• [Challenge]
Reproduce all of the material word for word.
─── Records shown ───
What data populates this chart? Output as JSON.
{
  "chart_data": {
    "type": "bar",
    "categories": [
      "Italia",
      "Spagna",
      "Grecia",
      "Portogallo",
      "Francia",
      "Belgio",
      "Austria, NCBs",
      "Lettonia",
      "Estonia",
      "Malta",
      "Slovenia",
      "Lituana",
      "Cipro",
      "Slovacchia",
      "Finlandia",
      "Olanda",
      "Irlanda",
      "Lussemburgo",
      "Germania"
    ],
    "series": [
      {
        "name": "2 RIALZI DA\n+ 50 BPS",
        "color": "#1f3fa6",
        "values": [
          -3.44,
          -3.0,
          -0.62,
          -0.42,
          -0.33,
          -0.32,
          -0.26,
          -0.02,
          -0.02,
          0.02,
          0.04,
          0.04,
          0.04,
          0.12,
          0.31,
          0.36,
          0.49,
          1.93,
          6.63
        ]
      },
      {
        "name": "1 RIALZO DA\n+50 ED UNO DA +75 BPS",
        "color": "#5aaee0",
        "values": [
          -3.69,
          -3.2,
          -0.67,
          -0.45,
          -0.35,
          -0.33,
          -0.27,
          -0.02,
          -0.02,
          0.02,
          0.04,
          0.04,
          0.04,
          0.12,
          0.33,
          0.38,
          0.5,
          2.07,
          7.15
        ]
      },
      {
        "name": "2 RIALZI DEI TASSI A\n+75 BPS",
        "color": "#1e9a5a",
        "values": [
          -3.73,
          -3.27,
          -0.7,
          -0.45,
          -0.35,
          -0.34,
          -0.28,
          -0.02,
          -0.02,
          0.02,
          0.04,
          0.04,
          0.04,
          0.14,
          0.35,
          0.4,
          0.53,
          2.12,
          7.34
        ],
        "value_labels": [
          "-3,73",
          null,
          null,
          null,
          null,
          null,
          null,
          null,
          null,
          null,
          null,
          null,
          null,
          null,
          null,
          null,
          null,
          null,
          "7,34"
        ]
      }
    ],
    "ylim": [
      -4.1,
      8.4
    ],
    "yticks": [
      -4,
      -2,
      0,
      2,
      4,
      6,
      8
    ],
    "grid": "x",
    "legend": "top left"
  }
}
───
• [Reply]
What data populates this chart? Output as JSON.
{
  "chart_data": {
    "type": "bar",
    "categories": [
      "Italia",
      "Spagna",
      "Grecia",
      "Portogallo",
      "Francia",
      "Belgio",
      "Austria, NCBs",
      "Lettonia",
      "Estonia",
      "Malta",
      "Slovenia",
      "Lituana",
      "Cipro",
      "Slovacchia",
      "Finlandia",
      "Olanda",
      "Irlanda",
      "Lussemburgo",
      "Germania"
    ],
    "series": [
      {
        "name": "2 RIALZI DA\n+ 50 BPS",
        "color": "#1f3fa6",
        "values": [
          -3.44,
          -3.0,
          -0.62,
          -0.42,
          -0.33,
          -0.32,
          -0.26,
          -0.02,
          -0.02,
          0.02,
          0.04,
          0.04,
          0.04,
          0.12,
          0.31,
          0.36,
          0.49,
          1.93,
          6.63
        ]
      },
      {
        "name": "1 RIALZO DA\n+50 ED UNO DA +75 BPS",
        "color": "#5aaee0",
        "values": [
          -3.69,
          -3.2,
          -0.67,
          -0.45,
          -0.35,
          -0.33,
          -0.27,
          -0.02,
          -0.02,
          0.02,
          0.04,
          0.04,
          0.04,
          0.12,
          0.33,
          0.38,
          0.5,
          2.07,
          7.15
        ]
      },
      {
        "name": "2 RIALZI DEI TASSI A\n+75 BPS",
        "color": "#1e9a5a",
        "values": [
          -3.73,
          -3.27,
          -0.7,
          -0.45,
          -0.35,
          -0.34,
          -0.28,
          -0.02,
          -0.02,
          0.02,
          0.04,
          0.04,
          0.04,
          0.14,
          0.35,
          0.4,
          0.53,
          2.12,
          7.34
        ],
        "value_labels": [
          "-3,73",
          null,
          null,
          null,
          null,
          null,
          null,
          null,
          null,
          null,
          null,
          null,
          null,
          null,
          null,
          null,
          null,
          null,
          "7,34"
        ]
      }
    ],
    "ylim": [
      -4.1,
      8.4
    ],
    "yticks": [
      -4,
      -2,
      0,
      2,
      4,
      6,
      8
    ],
    "grid": "x",
    "legend": "top left"
  }
}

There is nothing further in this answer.